Start of Items

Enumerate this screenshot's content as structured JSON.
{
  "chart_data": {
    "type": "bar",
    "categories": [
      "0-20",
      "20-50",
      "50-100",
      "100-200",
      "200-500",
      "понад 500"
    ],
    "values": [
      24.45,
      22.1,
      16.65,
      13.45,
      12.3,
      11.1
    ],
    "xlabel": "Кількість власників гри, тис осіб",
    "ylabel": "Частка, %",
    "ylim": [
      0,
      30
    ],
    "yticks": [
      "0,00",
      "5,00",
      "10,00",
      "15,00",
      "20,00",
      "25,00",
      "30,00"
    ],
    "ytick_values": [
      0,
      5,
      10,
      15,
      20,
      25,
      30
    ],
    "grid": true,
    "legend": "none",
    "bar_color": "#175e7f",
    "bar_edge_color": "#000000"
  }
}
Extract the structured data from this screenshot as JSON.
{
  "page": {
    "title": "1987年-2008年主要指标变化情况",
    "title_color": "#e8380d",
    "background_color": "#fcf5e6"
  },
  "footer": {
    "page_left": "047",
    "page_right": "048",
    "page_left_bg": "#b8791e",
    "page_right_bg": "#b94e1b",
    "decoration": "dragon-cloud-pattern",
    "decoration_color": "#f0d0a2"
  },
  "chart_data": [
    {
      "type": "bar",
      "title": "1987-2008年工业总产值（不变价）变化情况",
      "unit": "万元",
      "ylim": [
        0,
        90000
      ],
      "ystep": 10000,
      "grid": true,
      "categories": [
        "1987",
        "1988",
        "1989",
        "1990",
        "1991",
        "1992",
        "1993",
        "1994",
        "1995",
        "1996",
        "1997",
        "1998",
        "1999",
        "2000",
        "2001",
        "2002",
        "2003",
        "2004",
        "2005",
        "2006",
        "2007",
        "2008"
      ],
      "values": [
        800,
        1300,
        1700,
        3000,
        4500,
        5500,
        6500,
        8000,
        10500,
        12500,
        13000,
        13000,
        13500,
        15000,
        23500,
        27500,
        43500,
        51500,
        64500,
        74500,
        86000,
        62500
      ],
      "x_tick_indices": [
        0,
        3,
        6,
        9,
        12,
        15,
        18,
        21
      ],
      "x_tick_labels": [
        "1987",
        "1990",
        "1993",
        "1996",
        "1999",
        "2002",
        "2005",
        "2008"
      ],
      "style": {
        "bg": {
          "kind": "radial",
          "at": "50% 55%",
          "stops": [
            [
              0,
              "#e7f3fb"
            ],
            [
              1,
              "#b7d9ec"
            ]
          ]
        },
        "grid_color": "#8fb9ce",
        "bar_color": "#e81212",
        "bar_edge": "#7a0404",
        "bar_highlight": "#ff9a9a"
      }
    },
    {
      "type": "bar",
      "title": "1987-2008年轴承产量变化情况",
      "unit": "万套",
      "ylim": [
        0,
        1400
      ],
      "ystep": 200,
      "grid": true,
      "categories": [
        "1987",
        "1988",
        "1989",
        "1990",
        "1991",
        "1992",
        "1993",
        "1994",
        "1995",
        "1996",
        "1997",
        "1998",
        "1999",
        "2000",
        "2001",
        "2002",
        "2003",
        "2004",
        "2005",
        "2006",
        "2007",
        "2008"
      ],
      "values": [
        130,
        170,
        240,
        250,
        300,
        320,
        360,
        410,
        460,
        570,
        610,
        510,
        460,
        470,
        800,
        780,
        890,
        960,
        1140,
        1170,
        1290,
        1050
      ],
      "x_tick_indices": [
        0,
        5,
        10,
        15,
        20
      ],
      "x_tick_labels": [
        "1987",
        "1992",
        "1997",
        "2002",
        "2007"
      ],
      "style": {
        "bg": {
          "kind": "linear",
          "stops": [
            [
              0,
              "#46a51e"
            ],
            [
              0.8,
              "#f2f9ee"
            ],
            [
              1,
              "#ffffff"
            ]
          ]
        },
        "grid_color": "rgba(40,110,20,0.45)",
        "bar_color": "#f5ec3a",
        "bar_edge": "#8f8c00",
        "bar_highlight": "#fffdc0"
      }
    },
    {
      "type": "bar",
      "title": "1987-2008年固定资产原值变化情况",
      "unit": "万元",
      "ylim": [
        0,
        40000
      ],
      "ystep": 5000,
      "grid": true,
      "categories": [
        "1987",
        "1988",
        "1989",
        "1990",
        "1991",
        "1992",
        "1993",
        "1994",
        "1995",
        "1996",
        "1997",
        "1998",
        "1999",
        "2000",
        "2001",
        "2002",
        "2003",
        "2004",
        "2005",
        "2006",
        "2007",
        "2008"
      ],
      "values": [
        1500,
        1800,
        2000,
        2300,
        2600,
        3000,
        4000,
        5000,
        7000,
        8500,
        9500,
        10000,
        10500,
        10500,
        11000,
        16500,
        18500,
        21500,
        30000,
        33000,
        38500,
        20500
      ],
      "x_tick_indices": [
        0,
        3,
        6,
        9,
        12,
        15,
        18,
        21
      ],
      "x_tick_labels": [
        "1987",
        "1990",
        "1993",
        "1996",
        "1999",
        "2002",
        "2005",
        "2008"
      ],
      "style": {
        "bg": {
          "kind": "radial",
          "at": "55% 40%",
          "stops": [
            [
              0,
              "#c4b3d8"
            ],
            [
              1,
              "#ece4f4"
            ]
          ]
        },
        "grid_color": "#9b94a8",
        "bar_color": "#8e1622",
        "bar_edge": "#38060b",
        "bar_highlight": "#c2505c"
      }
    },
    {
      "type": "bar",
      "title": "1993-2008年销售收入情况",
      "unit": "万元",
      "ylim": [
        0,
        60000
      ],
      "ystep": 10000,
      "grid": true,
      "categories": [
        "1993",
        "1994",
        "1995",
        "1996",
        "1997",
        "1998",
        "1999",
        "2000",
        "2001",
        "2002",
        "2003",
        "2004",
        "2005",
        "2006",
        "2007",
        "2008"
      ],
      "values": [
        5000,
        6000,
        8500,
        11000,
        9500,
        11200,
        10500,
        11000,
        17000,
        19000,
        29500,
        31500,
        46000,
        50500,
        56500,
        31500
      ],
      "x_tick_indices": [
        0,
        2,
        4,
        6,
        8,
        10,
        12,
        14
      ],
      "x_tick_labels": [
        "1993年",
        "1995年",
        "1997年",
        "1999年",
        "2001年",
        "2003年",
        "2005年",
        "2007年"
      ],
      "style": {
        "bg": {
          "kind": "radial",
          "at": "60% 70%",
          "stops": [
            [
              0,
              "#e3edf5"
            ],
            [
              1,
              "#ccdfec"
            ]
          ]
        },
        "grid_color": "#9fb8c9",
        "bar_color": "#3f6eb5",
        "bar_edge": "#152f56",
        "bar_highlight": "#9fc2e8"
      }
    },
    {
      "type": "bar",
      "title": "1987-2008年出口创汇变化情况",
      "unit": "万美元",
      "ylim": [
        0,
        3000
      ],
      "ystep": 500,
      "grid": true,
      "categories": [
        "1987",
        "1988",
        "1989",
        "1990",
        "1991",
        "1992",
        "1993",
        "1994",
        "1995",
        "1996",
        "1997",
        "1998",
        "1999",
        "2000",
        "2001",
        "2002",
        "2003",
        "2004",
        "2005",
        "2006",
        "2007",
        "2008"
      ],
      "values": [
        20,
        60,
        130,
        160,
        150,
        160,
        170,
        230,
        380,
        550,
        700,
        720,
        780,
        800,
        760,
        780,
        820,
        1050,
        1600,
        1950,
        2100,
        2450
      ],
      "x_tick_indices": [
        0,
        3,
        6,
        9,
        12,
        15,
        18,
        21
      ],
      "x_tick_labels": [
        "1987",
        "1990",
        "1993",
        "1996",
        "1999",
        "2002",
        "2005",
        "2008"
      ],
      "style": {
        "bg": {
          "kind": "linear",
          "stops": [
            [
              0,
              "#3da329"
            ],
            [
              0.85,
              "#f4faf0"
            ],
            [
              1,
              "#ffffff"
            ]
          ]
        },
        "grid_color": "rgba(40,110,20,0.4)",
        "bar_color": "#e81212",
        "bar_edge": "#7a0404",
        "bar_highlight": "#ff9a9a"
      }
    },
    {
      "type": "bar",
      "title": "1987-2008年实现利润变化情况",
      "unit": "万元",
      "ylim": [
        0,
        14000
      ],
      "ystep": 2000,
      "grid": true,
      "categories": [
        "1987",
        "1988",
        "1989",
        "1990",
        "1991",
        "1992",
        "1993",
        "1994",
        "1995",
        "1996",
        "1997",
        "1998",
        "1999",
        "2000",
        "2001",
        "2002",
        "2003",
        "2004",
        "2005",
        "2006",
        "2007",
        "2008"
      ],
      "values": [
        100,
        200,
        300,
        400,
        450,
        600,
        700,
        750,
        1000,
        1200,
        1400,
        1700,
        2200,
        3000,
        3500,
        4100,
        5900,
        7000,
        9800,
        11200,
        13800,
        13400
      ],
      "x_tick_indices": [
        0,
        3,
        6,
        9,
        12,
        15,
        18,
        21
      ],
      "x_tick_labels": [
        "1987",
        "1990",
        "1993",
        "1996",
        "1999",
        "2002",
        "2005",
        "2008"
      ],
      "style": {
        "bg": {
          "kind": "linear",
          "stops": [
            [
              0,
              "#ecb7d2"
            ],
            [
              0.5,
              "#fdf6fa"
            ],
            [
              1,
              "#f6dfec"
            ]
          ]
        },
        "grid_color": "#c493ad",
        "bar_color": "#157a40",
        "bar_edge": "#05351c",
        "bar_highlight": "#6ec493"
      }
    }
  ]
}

End of Items

» **Aim of the task**: Tell how many lines in the material contain the word "ystep". Only the number is wanted.

» **Response**: 6